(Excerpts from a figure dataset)
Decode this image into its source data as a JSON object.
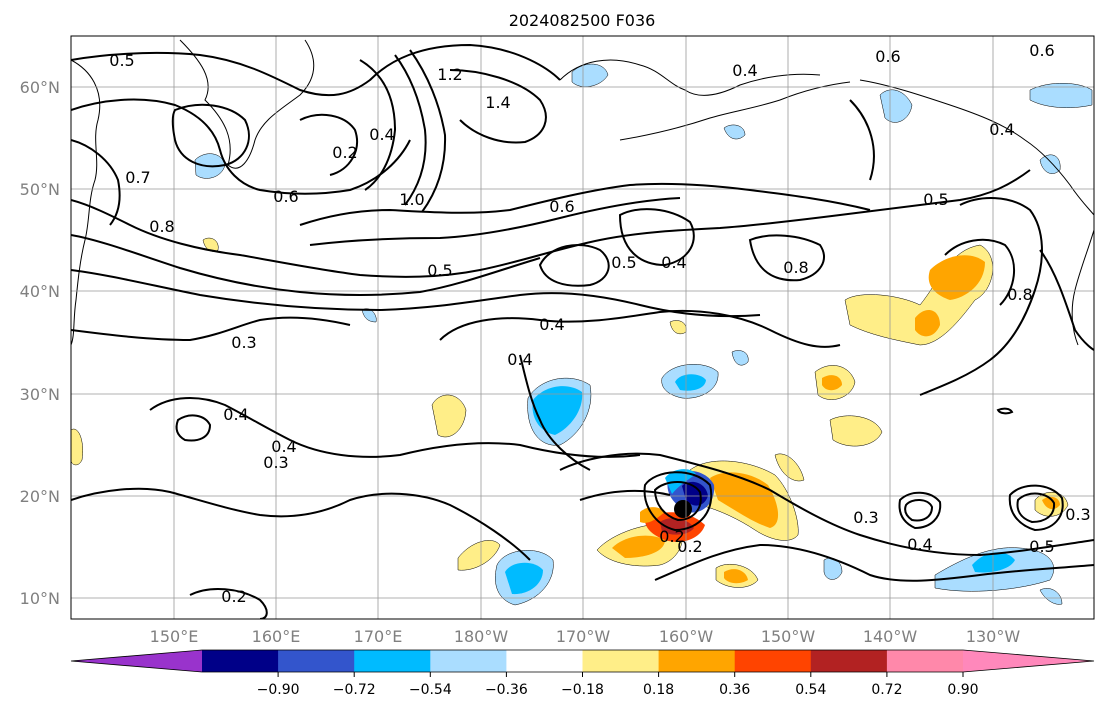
{
  "title": "2024082500 F036",
  "lat_labels": [
    "60°N",
    "50°N",
    "40°N",
    "30°N",
    "20°N",
    "10°N"
  ],
  "lon_labels": [
    "150°E",
    "160°E",
    "170°E",
    "180°W",
    "170°W",
    "160°W",
    "150°W",
    "140°W",
    "130°W"
  ],
  "colorbar": {
    "ticks": [
      "−0.90",
      "−0.72",
      "−0.54",
      "−0.36",
      "−0.18",
      "0.18",
      "0.36",
      "0.54",
      "0.72",
      "0.90"
    ],
    "colors": [
      "#9933cc",
      "#000088",
      "#3355cc",
      "#00bbff",
      "#aaddff",
      "#ffffff",
      "#ffee88",
      "#ffa500",
      "#ff4400",
      "#b22222",
      "#ff88aa",
      "#ff88bb"
    ]
  },
  "contour_labels": [
    "0.5",
    "0.6",
    "0.7",
    "0.8",
    "0.2",
    "0.4",
    "1.2",
    "1.4",
    "1.0",
    "0.6",
    "0.5",
    "0.4",
    "0.6",
    "0.4",
    "0.6",
    "0.5",
    "0.8",
    "0.3",
    "0.4",
    "0.4",
    "0.4",
    "0.3",
    "0.2",
    "0.5",
    "0.8",
    "0.4",
    "0.3",
    "0.2",
    "0.4",
    "0.5",
    "0.3",
    "0.4",
    "0.2"
  ]
}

GIVEN PROBLEM: Give the entries again word for word, but skip the pictures.

ANSWER TO THIS TASK:
Decode this image into its source data as a JSON object.
{
  "title": "2024082500 F036",
  "lat_labels": [
    "60°N",
    "50°N",
    "40°N",
    "30°N",
    "20°N",
    "10°N"
  ],
  "lon_labels": [
    "150°E",
    "160°E",
    "170°E",
    "180°W",
    "170°W",
    "160°W",
    "150°W",
    "140°W",
    "130°W"
  ],
  "colorbar": {
    "ticks": [
      "−0.90",
      "−0.72",
      "−0.54",
      "−0.36",
      "−0.18",
      "0.18",
      "0.36",
      "0.54",
      "0.72",
      "0.90"
    ],
    "colors": [
      "#9933cc",
      "#000088",
      "#3355cc",
      "#00bbff",
      "#aaddff",
      "#ffffff",
      "#ffee88",
      "#ffa500",
      "#ff4400",
      "#b22222",
      "#ff88aa",
      "#ff88bb"
    ]
  },
  "contour_labels": [
    "0.5",
    "0.6",
    "0.7",
    "0.8",
    "0.2",
    "0.4",
    "1.2",
    "1.4",
    "1.0",
    "0.6",
    "0.5",
    "0.4",
    "0.6",
    "0.4",
    "0.6",
    "0.5",
    "0.8",
    "0.3",
    "0.4",
    "0.4",
    "0.4",
    "0.3",
    "0.2",
    "0.5",
    "0.8",
    "0.4",
    "0.3",
    "0.2",
    "0.4",
    "0.5",
    "0.3",
    "0.4",
    "0.2"
  ]
}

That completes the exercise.